— Exercise description —
Reproduce the profile of sportswriter Charley Feeney below word for word, from start to finish.

— Excerpt —
# # # # #
- Born: November 26, 1924 Queens, New York, U.S.
- Died: March 17, 2014 (aged 89) Long Island, New York, U.S.
- Occupation: Sportswriter
- Employers: Long Island Star Journal (1946–1963); New York Journal American (1964–1966); Pittsburgh Post-Gazette (1966–1986);
- Awards: J. G. Taylor Spink Award (1996)

= Charley Feeney =

American sportswriter (1924–2014)

Charles V. Feeney (November 26, 1924 – March 17, 2014) was an American sportswriter in New York City and Pittsburgh for more than 40 years.

==Career==
Born in Queens, New York, Feeney broke into the newspaper business at age 16 as a messenger for the New York Sun. During World War II, he served in the Navy from 1942 to 1946, earning a Bronze Star for his work as a radio man on the aircraft carrier . Feeney next worked for the Long Island Star Journal, where, starting in 1951, he covered the Giants' final eight seasons in New York. From 1958, he covered the Yankees, first for the Star Journal, and, from 1964, for the New York Journal American. Following that paper's demise in 1966, when a job opening in Pittsburgh was created by the premature death of longtime Pirates beat writer Jack Hernon, Post-Gazette sports editor Al Abrams turned to Feeney, who filled the position until his retirement in 1986. In addition, following the retirement of Pittsburgh Press sports editor and longtime Bucs beat writer Les Biederman in March 1969, Feeney succeeded Biederman as The Sporting News Pirates correspondent, in which capacity he also served until his retirement.
# # # # #
— Data section —
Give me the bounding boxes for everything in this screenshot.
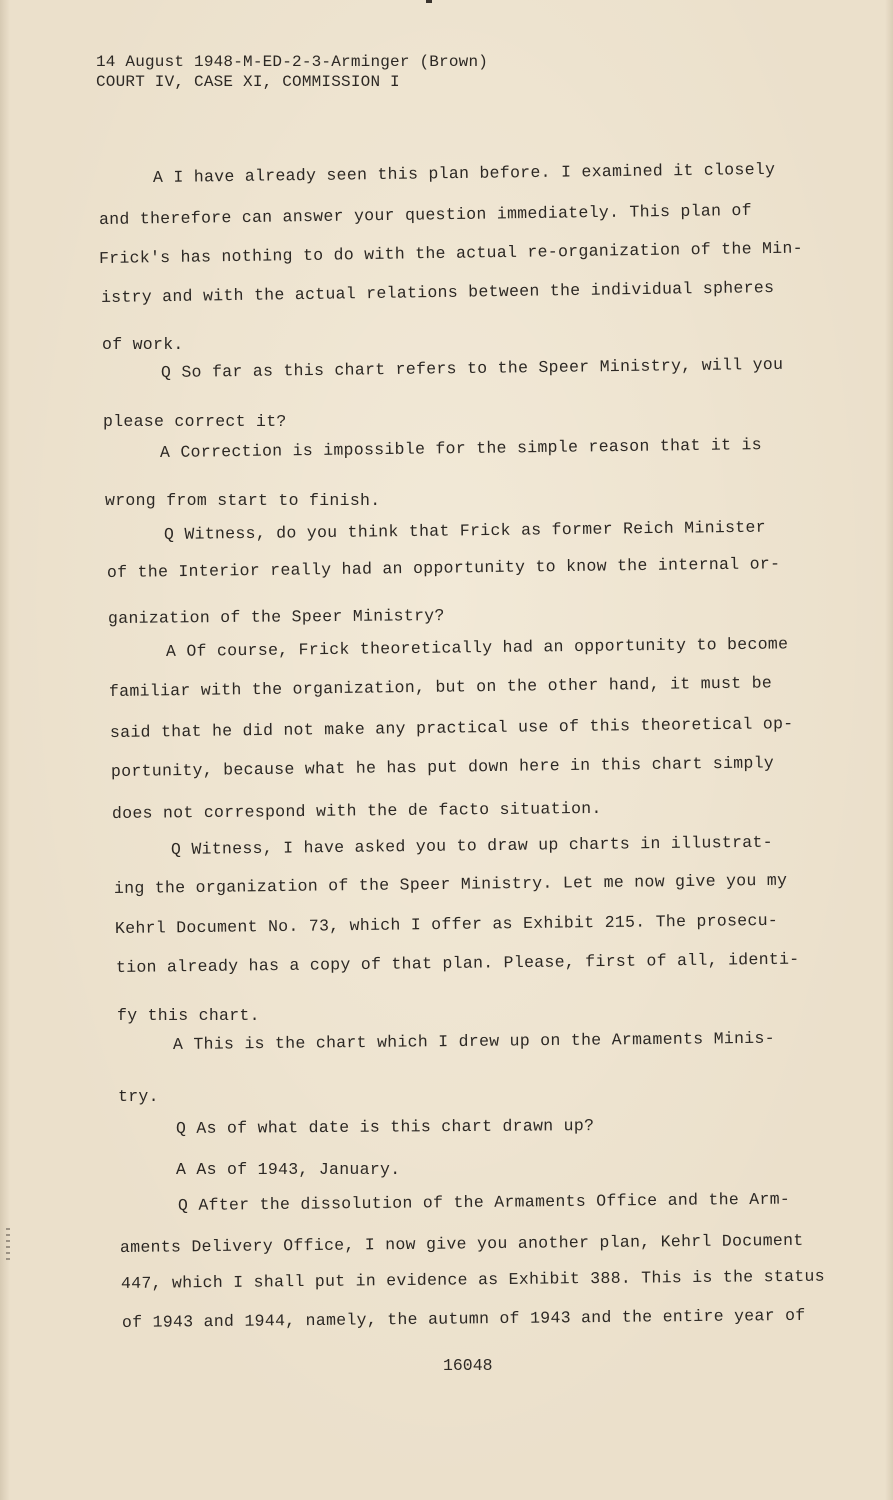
# # # # #
— Finished exercise —
- Born: November 26, 1924 Queens, New York, U.S.
- Died: March 17, 2014 (aged 89) Long Island, New York, U.S.
- Occupation: Sportswriter
- Employers: Long Island Star Journal (1946–1963); New York Journal American (1964–1966); Pittsburgh Post-Gazette (1966–1986);
- Awards: J. G. Taylor Spink Award (1996)

= Charley Feeney =

American sportswriter (1924–2014)

Charles V. Feeney (November 26, 1924 – March 17, 2014) was an American sportswriter in New York City and Pittsburgh for more than 40 years.

==Career==
Born in Queens, New York, Feeney broke into the newspaper business at age 16 as a messenger for the New York Sun. During World War II, he served in the Navy from 1942 to 1946, earning a Bronze Star for his work as a radio man on the aircraft carrier . Feeney next worked for the Long Island Star Journal, where, starting in 1951, he covered the Giants' final eight seasons in New York. From 1958, he covered the Yankees, first for the Star Journal, and, from 1964, for the New York Journal American. Following that paper's demise in 1966, when a job opening in Pittsburgh was created by the premature death of longtime Pirates beat writer Jack Hernon, Post-Gazette sports editor Al Abrams turned to Feeney, who filled the position until his retirement in 1986. In addition, following the retirement of Pittsburgh Press sports editor and longtime Bucs beat writer Les Biederman in March 1969, Feeney succeeded Biederman as The Sporting News Pirates correspondent, in which capacity he also served until his retirement.